__READING TEXT__
"""

Best Funny Quotes To Change Your Mood


If I won the award for laziness, I would send somebody to pick it up for me.

Me and my bed are perfect for each other, but my alarm clock keeps trying to break us up.

My bed is a magical place where I suddenly remember everything I forgot to do.

Seeing a spider in my room isn’t scary. It’s scary when it disappears.

If we shouldn’t eat at night, why is there a light in the fridge?

As your best friend I’ll always pick you up when you fall, after I finish laughing.

Some people are like clouds. When they go away, it’s a brighter day.

Sometimes I wish I was an octopus, so I could slap eight people at once.

Dear Santa, this year I’d like a fat bank account, and a thin body… please don’t confuse the two like you did last time.

If you’re hotter than me, then that means I’m cooler than you.

My wallet is like an onion, opening it makes me cry.

They say “don’t try this at home” so I’m coming over to your house to try it.

"""

Continue the collection of funny quotes from where it stops, adding several more in the same style.

(Dataset entries)

"""

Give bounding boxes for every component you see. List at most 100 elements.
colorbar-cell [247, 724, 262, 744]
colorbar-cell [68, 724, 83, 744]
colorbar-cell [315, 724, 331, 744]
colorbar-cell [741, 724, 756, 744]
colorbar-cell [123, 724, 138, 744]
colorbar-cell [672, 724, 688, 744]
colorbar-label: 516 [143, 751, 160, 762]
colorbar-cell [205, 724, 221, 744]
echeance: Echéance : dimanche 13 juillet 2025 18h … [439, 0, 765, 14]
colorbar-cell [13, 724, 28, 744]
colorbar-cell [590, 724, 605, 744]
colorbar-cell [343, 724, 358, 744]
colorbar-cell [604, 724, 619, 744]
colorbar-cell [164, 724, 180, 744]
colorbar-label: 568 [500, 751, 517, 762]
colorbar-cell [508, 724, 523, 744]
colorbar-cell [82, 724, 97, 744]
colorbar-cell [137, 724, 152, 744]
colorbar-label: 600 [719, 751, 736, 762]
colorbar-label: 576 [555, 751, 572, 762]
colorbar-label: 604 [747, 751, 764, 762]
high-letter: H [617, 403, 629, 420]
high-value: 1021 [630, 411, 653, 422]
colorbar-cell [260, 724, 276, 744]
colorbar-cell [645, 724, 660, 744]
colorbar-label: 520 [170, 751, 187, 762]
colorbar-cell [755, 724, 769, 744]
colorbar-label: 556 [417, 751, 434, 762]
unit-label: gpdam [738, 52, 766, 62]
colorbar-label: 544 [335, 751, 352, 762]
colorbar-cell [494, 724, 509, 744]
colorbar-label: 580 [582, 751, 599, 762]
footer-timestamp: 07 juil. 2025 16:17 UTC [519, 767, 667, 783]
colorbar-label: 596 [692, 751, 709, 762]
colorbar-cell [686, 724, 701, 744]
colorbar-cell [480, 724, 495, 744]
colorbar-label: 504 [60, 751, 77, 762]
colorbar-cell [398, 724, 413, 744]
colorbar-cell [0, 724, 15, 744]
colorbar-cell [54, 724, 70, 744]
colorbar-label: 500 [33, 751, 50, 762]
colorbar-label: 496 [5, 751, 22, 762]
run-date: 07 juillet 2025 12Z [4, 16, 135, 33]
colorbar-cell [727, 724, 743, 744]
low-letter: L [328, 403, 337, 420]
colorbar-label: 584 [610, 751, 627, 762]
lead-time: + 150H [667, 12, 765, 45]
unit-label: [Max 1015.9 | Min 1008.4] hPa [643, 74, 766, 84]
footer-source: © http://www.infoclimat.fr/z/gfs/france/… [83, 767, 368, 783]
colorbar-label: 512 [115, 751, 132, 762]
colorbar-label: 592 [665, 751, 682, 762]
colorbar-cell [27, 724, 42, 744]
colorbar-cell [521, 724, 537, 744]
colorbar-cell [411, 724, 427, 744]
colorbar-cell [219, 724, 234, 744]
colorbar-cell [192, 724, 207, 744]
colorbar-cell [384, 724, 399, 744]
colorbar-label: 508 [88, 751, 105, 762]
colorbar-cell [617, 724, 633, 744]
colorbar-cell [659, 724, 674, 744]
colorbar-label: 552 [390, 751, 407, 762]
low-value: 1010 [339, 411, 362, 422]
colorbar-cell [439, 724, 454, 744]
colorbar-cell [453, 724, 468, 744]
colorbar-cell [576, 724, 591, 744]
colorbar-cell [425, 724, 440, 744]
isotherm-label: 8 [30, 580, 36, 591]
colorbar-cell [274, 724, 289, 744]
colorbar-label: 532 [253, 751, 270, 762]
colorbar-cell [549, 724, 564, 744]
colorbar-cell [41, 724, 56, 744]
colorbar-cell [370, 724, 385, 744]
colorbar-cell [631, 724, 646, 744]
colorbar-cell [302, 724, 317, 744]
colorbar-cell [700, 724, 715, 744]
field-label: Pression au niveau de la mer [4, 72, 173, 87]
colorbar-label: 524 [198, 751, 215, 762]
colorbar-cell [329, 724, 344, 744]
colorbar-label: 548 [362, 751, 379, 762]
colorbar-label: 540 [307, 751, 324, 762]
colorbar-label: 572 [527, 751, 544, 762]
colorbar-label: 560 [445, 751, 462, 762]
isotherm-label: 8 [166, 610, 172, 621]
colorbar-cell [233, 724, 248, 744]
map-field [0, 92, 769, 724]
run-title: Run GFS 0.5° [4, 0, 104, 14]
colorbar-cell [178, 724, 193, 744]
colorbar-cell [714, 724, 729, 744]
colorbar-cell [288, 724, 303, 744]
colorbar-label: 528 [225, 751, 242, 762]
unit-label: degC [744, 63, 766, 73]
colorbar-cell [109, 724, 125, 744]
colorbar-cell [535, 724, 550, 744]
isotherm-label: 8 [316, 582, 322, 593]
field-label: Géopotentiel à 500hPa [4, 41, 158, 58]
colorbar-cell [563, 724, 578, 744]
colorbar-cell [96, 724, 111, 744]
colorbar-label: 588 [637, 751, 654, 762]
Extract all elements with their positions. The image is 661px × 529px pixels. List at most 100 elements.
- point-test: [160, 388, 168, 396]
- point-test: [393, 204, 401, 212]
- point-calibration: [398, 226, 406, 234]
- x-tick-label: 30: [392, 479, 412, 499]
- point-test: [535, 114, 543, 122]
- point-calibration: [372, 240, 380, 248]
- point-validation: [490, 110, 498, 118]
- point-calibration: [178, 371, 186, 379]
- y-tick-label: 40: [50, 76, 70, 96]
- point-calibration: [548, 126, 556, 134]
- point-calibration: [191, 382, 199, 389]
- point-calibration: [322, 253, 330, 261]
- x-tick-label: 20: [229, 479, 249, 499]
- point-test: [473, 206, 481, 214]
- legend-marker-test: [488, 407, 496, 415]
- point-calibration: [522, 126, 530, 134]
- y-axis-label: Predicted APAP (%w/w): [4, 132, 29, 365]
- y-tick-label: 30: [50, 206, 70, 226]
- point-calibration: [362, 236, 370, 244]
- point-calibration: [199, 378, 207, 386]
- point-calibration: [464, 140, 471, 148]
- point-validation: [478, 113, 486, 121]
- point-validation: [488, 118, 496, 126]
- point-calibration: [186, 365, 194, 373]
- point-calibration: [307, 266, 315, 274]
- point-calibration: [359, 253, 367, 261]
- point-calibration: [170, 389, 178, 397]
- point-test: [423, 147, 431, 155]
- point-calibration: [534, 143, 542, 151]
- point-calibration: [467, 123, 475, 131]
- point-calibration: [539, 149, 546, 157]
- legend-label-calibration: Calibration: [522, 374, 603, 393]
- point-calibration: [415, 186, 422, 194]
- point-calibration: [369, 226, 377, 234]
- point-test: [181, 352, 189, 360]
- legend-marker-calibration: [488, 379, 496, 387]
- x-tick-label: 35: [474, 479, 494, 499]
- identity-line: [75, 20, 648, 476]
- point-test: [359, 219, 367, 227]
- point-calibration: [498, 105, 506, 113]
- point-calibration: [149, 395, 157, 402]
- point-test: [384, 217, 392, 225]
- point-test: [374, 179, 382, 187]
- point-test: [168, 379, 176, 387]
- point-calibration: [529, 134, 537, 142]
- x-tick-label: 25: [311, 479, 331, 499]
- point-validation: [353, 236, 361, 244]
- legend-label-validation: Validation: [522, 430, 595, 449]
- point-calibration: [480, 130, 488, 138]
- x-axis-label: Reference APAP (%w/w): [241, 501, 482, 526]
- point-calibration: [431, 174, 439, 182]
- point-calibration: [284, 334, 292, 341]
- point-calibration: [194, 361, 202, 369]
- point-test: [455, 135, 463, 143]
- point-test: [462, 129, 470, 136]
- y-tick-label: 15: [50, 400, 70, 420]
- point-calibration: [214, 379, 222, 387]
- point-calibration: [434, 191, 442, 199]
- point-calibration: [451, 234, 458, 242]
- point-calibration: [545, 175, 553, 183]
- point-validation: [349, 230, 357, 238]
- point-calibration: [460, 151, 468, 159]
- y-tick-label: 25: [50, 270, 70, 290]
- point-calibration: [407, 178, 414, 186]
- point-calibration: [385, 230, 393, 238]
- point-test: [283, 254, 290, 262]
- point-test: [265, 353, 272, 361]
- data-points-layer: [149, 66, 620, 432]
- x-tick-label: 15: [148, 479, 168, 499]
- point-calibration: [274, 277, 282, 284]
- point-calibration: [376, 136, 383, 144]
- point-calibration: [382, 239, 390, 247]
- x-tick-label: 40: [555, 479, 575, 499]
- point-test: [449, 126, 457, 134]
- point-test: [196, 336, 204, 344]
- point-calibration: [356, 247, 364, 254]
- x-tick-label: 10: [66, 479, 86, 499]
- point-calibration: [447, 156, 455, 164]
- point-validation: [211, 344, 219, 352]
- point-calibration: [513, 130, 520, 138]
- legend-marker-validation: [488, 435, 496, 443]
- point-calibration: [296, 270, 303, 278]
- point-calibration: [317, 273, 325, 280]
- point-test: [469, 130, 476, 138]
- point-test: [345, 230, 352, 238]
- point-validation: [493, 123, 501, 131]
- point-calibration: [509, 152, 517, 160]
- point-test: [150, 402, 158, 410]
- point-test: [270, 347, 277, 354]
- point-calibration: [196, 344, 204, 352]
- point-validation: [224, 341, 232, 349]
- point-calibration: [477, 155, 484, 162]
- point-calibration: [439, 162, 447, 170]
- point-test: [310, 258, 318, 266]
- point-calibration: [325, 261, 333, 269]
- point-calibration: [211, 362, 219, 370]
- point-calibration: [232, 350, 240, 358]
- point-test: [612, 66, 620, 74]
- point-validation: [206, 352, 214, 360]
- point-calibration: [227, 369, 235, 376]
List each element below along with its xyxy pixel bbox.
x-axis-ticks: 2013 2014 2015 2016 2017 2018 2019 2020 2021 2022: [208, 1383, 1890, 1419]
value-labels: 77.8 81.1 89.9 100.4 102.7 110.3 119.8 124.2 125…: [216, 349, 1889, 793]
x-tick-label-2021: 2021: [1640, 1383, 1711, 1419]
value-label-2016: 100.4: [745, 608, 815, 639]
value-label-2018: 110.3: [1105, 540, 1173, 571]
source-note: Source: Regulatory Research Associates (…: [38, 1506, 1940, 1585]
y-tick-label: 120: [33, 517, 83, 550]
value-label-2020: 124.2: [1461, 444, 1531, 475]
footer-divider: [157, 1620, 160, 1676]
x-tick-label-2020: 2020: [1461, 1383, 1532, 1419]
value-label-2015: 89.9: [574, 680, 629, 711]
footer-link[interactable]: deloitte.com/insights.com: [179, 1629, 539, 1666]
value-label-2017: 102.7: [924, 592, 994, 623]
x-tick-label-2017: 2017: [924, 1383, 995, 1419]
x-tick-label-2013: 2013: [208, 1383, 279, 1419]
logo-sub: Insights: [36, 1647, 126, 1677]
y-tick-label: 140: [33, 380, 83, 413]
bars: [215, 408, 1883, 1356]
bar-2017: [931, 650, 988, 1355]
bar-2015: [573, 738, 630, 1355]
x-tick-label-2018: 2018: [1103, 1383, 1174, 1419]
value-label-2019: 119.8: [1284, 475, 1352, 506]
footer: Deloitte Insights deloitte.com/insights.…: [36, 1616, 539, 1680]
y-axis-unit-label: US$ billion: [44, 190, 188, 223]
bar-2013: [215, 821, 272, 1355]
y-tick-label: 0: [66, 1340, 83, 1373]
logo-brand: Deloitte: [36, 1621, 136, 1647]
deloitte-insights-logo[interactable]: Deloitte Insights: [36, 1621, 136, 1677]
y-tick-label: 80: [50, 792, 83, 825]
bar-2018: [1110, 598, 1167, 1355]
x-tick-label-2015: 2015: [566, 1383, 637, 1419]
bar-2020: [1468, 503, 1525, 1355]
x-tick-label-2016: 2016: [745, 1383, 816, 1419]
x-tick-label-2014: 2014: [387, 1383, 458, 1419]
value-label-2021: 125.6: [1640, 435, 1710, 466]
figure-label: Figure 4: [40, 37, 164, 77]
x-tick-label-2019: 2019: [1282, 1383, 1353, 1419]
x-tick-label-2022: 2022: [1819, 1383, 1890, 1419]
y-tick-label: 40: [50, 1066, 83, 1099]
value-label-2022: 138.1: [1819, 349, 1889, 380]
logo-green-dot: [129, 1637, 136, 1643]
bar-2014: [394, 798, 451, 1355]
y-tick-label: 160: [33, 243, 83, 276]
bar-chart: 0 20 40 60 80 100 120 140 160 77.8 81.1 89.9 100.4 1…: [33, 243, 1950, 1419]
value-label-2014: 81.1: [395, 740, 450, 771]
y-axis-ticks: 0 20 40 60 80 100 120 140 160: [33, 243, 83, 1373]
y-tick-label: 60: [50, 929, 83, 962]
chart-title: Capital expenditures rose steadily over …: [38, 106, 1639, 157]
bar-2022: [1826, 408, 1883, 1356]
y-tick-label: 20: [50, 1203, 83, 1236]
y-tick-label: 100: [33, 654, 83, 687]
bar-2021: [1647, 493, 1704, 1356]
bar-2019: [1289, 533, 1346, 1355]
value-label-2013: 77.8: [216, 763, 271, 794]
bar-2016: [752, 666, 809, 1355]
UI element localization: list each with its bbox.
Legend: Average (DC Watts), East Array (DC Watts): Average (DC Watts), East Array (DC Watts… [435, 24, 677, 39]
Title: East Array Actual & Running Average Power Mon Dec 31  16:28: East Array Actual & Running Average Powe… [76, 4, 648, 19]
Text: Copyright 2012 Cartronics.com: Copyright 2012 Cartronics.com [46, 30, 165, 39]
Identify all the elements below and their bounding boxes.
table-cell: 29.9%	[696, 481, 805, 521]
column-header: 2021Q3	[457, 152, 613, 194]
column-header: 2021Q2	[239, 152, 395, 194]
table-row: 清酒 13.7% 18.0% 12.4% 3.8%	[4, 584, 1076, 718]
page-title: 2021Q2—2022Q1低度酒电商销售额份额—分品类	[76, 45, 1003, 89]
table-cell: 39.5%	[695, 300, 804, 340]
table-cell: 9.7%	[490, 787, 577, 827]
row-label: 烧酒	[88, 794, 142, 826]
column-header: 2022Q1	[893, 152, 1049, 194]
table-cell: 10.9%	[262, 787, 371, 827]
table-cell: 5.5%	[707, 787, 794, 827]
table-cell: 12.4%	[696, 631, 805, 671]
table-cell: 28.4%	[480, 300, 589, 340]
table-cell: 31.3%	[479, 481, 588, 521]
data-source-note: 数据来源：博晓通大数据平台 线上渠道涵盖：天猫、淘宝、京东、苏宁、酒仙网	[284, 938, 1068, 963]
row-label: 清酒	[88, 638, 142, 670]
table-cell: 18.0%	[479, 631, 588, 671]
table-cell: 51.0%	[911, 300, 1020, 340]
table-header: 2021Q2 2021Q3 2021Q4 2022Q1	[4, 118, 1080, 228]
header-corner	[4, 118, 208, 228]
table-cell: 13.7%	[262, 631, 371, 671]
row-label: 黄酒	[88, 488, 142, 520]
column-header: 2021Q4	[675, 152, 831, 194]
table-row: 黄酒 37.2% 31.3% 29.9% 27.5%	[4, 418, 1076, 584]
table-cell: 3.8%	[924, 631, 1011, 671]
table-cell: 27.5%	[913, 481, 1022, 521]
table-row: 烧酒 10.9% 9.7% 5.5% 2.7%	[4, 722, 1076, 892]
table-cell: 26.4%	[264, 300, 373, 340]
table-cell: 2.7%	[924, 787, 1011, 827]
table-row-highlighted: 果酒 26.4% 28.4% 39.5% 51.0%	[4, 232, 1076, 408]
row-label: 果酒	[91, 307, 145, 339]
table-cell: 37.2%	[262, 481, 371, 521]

"""

__EXERCISE RESULT__
Don’t mess with me, I know Karate, Judo, Jujitsu, Kung Fu and 20 other dangerous words.

I would rather entertain and hope that the people learned something than educate people and hope they were entertaind.

Don’t know where your kids are in the house? Turn off the internet and they’ll show up quickly.

Common sense is like deodorant, those who need it the most never use it.

At night, I can’t fall asleep. In the morning, I can’t get up

Never trust someone who takes hours to text you back, but when you hang out with them they check their phone every minute.

When you wake up at 6 in the morning, you close your eyes for 5 minutes and it’s already 6:45. When you’re at work and it’s 2:30, you close your eyes for 5 minutes and it’s 2:31.

My goal this weekend is to move… just enough so people don’t think I’m dead.

I love my six pack so much, I protect is with a layer of fat.

I made a huge to do list for today. I just can’t figure out who’s going to do it.

Friends buy you food. Best friends eat your food.

Sunglasses: allowing you to stare at people without getting caught. It’s like Facebook in real life.

A relationship without trust is like a cell phone with no service, all you can do is play games.

Be strong, I whispered to my WiFi signal.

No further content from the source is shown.